___ MATERIALS PROVIDED ___

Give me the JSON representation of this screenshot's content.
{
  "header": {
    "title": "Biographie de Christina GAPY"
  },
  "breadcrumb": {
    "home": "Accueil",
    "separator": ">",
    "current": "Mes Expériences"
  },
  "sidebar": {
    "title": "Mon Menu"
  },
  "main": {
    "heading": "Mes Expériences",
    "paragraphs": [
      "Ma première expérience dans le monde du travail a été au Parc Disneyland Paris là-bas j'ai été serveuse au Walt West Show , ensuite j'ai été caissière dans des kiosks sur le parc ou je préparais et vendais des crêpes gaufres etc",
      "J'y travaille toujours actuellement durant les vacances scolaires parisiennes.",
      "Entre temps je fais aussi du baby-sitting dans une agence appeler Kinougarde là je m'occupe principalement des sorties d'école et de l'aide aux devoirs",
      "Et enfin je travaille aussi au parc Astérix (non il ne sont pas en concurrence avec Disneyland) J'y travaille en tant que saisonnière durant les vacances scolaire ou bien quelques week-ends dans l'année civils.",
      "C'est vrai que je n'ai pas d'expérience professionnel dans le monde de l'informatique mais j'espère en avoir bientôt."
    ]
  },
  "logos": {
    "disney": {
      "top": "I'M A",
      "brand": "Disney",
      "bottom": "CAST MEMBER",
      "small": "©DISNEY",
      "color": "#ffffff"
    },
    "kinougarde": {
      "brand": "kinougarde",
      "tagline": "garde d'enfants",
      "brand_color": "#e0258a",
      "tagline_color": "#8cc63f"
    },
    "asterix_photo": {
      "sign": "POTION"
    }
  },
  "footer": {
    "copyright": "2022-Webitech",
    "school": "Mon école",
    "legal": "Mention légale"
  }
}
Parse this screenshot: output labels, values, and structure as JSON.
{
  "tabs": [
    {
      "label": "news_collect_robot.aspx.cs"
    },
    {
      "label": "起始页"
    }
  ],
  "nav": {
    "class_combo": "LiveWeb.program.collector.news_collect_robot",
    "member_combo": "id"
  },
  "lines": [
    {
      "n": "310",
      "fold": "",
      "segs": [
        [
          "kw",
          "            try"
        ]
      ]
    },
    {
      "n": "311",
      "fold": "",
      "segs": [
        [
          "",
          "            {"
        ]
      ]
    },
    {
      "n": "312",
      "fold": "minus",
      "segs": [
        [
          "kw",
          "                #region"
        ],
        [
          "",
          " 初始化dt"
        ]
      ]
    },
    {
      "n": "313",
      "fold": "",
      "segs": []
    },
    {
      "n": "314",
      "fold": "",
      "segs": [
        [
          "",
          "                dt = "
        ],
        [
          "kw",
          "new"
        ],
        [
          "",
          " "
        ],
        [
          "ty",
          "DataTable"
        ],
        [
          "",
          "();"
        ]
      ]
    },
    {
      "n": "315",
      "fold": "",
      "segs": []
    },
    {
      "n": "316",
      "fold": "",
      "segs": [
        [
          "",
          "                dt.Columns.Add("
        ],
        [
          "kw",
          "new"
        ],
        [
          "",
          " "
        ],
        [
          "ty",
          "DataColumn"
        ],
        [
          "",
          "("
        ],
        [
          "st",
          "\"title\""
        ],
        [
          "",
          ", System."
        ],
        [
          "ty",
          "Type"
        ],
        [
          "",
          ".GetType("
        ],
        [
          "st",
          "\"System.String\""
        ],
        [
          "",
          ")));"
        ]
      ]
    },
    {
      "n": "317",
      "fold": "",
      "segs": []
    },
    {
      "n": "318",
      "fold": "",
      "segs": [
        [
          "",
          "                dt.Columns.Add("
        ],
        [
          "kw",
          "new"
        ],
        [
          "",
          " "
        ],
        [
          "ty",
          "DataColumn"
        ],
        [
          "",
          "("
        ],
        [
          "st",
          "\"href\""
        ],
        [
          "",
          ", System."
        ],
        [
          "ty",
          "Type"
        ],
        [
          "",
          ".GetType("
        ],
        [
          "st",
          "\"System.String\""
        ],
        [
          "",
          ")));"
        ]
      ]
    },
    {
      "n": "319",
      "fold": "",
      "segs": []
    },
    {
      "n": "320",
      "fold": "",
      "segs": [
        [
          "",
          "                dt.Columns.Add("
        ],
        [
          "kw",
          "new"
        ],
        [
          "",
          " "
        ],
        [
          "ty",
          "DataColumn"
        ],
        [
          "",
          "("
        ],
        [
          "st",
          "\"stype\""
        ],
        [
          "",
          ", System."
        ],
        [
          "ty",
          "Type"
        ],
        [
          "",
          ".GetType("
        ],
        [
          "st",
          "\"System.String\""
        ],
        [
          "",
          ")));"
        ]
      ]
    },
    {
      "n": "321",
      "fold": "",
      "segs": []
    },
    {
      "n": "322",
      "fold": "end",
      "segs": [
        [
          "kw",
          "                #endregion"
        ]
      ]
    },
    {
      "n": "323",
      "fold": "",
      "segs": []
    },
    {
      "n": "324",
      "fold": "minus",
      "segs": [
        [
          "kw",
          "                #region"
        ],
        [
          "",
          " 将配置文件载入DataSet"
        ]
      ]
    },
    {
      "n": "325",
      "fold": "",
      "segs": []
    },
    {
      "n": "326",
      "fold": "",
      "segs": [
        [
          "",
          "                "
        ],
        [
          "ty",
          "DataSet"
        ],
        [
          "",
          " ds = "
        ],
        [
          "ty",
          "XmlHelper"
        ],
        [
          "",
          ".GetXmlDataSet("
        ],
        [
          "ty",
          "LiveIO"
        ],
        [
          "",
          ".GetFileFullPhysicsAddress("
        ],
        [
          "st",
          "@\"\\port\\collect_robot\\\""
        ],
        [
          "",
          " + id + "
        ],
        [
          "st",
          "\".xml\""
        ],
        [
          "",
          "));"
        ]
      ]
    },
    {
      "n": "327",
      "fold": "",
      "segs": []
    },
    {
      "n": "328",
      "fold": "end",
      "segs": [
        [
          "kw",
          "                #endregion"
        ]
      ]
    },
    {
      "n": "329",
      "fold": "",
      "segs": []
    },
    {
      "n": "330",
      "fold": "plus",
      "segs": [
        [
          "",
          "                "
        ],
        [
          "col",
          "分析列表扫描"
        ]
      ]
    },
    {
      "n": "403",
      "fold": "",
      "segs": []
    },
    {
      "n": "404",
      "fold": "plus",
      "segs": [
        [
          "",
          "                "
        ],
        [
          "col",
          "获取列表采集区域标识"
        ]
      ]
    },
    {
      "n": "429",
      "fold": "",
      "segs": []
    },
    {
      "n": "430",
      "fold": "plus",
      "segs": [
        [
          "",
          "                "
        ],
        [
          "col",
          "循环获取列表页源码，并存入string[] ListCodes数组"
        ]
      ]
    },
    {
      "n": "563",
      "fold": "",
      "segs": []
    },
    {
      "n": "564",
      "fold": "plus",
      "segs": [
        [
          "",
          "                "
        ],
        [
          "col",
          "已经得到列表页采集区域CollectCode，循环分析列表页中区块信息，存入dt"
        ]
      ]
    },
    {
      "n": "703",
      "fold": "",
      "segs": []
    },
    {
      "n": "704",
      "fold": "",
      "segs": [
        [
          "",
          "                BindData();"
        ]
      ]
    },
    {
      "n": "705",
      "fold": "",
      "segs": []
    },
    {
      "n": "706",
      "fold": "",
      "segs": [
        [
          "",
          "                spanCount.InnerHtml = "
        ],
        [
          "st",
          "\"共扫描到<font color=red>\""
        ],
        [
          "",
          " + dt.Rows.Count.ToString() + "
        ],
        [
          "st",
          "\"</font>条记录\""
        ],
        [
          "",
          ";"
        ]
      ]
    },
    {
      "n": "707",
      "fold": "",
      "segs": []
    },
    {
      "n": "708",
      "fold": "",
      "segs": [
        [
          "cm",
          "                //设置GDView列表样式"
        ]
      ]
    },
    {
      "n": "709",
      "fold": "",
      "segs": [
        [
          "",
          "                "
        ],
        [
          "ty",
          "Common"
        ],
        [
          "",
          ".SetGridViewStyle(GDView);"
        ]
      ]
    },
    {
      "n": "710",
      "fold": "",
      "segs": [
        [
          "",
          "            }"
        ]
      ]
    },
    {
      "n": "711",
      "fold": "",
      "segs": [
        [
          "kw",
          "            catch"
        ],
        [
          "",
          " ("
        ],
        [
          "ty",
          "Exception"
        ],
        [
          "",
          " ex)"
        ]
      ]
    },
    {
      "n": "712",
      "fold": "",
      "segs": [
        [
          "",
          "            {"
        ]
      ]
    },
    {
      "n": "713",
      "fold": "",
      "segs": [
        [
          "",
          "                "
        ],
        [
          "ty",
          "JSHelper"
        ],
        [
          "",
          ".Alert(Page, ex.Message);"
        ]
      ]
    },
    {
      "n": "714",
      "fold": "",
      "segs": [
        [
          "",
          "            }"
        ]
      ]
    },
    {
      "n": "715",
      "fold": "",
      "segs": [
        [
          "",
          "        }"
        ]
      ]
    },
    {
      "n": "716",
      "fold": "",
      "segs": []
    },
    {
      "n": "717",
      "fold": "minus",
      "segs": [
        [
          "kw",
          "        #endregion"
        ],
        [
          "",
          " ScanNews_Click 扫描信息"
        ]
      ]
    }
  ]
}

___

* WHAT NEEDS TO BE DONE
From the data above, work out how many lines hold "this". Answer with the number alone.

* SOLVED PROBLEM
2